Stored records
....................

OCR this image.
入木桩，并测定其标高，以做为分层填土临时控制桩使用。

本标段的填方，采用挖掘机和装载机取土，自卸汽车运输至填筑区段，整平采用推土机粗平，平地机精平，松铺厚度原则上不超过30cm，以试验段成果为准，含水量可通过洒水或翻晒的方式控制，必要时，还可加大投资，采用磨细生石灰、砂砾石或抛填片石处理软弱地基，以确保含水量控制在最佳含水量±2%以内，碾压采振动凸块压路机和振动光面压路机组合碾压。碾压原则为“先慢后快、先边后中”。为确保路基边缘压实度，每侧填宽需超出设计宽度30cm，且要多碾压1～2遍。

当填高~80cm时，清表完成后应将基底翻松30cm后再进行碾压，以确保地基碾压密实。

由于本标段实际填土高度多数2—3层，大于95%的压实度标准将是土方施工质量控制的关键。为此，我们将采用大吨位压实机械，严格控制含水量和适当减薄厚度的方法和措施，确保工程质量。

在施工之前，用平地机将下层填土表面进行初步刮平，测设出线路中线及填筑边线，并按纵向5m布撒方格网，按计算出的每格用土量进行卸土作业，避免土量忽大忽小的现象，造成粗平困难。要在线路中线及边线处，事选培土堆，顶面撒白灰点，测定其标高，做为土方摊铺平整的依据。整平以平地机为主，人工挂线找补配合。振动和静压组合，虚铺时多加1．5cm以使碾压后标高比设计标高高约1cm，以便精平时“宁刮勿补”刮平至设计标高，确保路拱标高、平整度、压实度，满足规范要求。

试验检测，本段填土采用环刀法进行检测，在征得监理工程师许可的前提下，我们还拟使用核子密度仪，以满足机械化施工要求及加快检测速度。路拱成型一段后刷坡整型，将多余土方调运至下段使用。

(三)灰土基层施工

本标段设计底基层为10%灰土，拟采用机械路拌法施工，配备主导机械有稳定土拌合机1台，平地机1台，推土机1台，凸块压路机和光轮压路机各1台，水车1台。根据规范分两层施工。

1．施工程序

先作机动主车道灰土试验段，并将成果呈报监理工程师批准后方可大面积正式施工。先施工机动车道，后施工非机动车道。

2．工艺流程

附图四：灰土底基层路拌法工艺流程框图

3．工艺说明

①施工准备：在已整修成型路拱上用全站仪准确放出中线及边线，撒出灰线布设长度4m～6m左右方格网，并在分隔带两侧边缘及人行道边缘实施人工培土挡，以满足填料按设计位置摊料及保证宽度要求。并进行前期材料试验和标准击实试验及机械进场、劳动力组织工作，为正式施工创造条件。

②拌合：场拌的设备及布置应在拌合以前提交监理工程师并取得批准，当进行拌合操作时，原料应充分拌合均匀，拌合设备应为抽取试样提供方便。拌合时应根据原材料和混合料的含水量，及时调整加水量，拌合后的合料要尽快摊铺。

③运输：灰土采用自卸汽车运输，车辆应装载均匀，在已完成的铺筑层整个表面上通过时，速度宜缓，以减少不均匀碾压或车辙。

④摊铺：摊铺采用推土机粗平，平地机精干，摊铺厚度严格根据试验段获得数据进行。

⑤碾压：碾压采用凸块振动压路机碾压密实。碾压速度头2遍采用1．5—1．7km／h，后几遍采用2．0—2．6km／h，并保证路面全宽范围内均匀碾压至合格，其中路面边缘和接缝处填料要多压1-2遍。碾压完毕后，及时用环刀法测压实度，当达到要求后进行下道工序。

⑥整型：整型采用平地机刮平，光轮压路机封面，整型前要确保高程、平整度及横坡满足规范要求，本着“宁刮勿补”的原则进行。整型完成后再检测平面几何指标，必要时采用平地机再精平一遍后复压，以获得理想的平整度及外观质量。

....................

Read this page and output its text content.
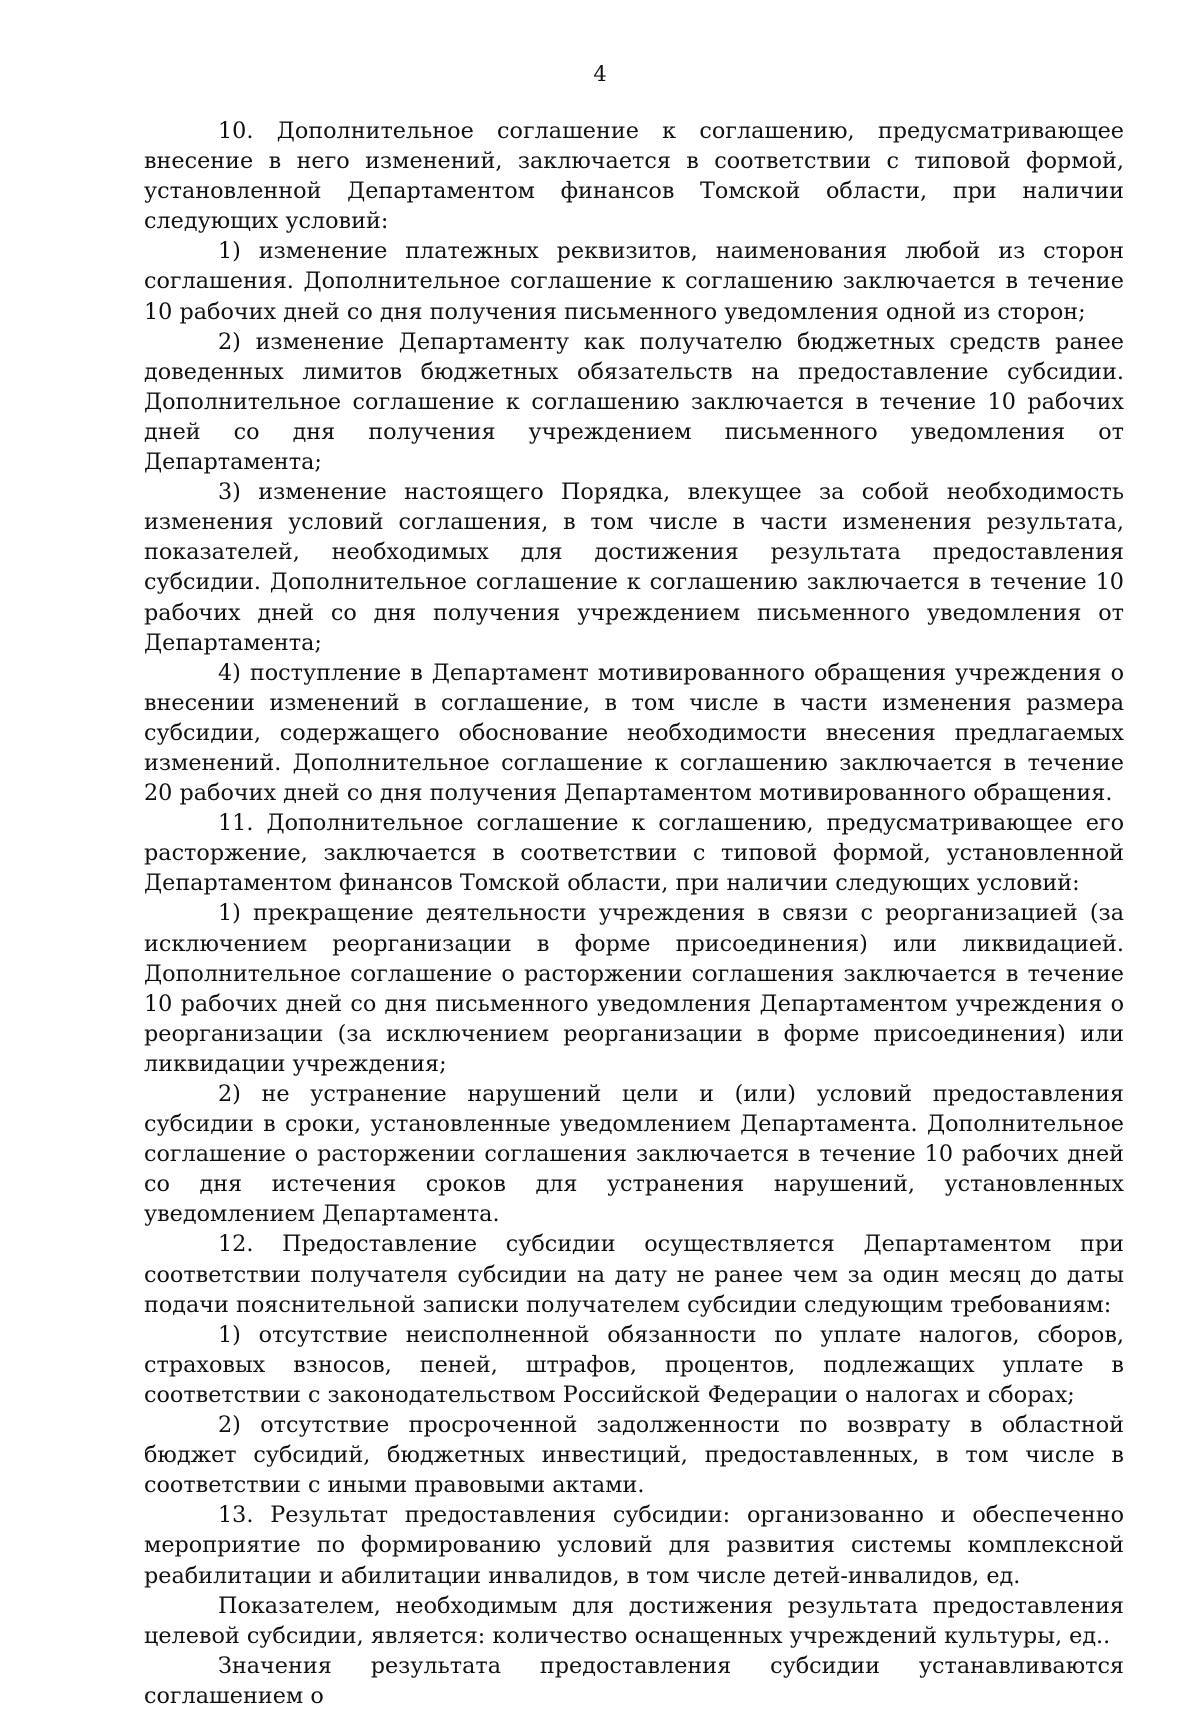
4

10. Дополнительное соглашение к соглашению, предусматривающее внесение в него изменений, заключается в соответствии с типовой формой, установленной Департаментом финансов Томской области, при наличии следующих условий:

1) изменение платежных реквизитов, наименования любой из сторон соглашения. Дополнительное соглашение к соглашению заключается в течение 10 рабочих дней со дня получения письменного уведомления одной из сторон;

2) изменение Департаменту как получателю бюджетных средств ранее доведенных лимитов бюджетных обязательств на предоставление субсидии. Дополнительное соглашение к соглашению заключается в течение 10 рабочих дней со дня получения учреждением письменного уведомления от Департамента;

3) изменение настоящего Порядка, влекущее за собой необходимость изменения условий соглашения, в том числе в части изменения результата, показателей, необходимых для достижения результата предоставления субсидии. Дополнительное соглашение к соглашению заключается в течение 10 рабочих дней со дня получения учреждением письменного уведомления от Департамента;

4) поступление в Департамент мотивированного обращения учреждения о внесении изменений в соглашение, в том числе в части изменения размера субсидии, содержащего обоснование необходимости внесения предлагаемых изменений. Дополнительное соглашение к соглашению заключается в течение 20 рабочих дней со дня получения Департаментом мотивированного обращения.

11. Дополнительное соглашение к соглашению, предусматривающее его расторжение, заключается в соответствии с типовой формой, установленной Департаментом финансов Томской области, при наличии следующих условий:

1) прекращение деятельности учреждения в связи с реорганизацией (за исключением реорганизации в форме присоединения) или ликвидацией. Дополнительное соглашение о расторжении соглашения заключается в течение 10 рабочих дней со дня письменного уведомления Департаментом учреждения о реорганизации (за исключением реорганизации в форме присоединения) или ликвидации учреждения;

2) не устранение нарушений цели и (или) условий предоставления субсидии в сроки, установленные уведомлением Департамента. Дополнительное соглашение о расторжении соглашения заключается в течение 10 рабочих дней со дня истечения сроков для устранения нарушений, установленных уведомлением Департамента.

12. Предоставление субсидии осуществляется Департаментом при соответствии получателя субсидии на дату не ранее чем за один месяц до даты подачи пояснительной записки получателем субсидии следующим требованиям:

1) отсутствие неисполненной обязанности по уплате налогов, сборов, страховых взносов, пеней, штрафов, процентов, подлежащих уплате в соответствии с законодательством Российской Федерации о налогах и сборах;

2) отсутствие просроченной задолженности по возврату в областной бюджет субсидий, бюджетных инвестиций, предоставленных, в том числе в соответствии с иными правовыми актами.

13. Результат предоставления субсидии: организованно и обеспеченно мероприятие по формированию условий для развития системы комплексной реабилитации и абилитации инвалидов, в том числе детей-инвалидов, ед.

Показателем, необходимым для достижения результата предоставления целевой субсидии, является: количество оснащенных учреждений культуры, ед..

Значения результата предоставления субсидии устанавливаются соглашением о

....................

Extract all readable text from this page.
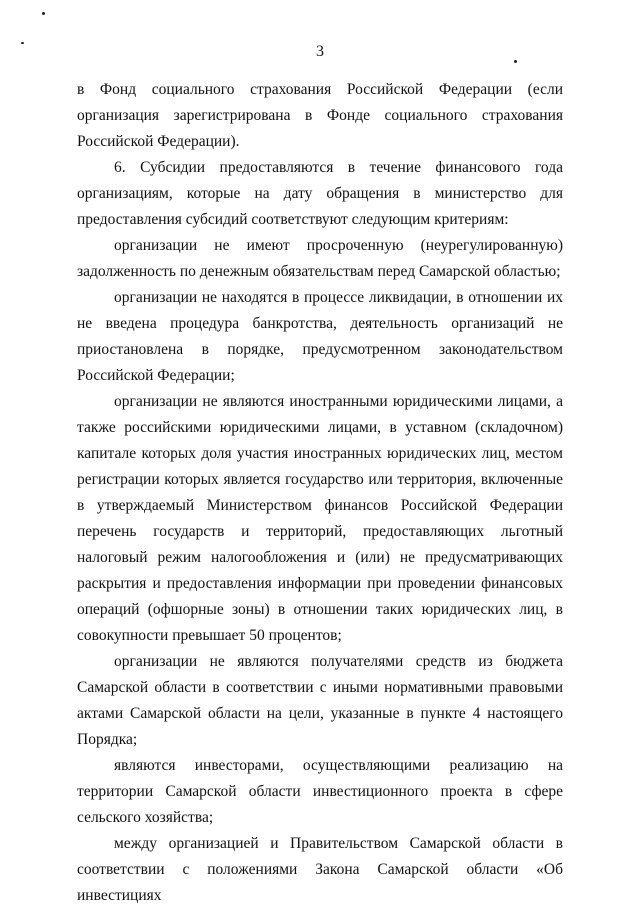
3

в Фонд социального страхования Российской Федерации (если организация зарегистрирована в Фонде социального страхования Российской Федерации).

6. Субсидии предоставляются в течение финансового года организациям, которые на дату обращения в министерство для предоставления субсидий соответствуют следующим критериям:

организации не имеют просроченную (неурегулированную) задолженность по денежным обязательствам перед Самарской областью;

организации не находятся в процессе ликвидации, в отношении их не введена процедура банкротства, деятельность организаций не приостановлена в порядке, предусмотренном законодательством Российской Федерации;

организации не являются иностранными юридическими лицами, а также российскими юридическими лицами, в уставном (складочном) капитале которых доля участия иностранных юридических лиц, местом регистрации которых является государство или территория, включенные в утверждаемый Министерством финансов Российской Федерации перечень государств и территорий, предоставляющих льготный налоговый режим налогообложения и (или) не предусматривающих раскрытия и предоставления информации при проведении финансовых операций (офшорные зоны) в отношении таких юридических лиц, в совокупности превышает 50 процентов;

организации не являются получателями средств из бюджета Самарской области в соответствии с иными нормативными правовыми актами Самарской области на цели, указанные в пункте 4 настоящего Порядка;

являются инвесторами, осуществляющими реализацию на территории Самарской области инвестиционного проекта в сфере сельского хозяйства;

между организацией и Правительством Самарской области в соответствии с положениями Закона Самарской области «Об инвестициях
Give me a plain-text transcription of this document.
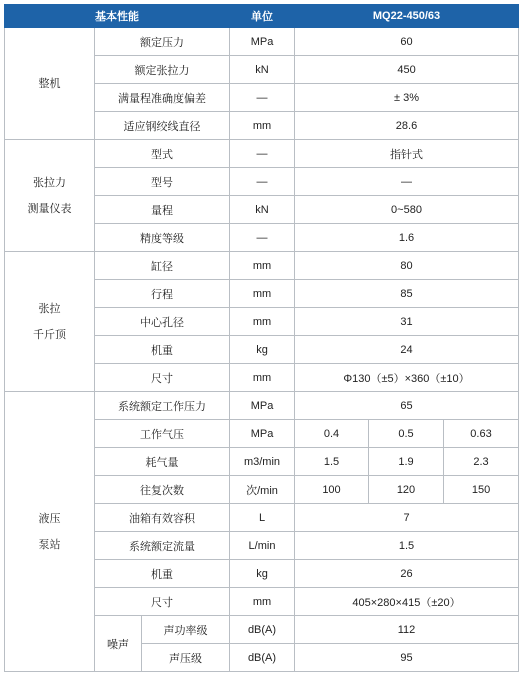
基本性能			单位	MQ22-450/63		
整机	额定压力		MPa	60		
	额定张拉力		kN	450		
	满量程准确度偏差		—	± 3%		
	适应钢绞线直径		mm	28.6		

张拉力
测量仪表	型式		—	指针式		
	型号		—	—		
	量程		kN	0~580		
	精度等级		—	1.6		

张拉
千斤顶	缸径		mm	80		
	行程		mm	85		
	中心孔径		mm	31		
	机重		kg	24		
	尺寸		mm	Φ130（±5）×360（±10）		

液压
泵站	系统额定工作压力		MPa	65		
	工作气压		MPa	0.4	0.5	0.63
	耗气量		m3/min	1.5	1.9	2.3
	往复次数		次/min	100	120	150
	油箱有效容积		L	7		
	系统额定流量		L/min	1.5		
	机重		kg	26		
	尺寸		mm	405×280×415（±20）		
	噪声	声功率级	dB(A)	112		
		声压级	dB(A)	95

....................

Find the lines containing "области" and pull them out.

10. Дополнительное соглашение к соглашению, предусматривающее внесение в него изменений, заключается в соответствии с типовой формой, установленной Департаментом финансов Томской области, при наличии следующих условий:
11. Дополнительное соглашение к соглашению, предусматривающее его расторжение, заключается в соответствии с типовой формой, установленной Департаментом финансов Томской области, при наличии следующих условий:
организации не являются получателями средств из бюджета Самарской области в соответствии с иными нормативными правовыми актами Самарской области на цели, указанные в пункте 4 настоящего Порядка;
являются инвесторами, осуществляющими реализацию на территории Самарской области инвестиционного проекта в сфере сельского хозяйства;
между организацией и Правительством Самарской области в соответствии с положениями Закона Самарской области «Об инвестициях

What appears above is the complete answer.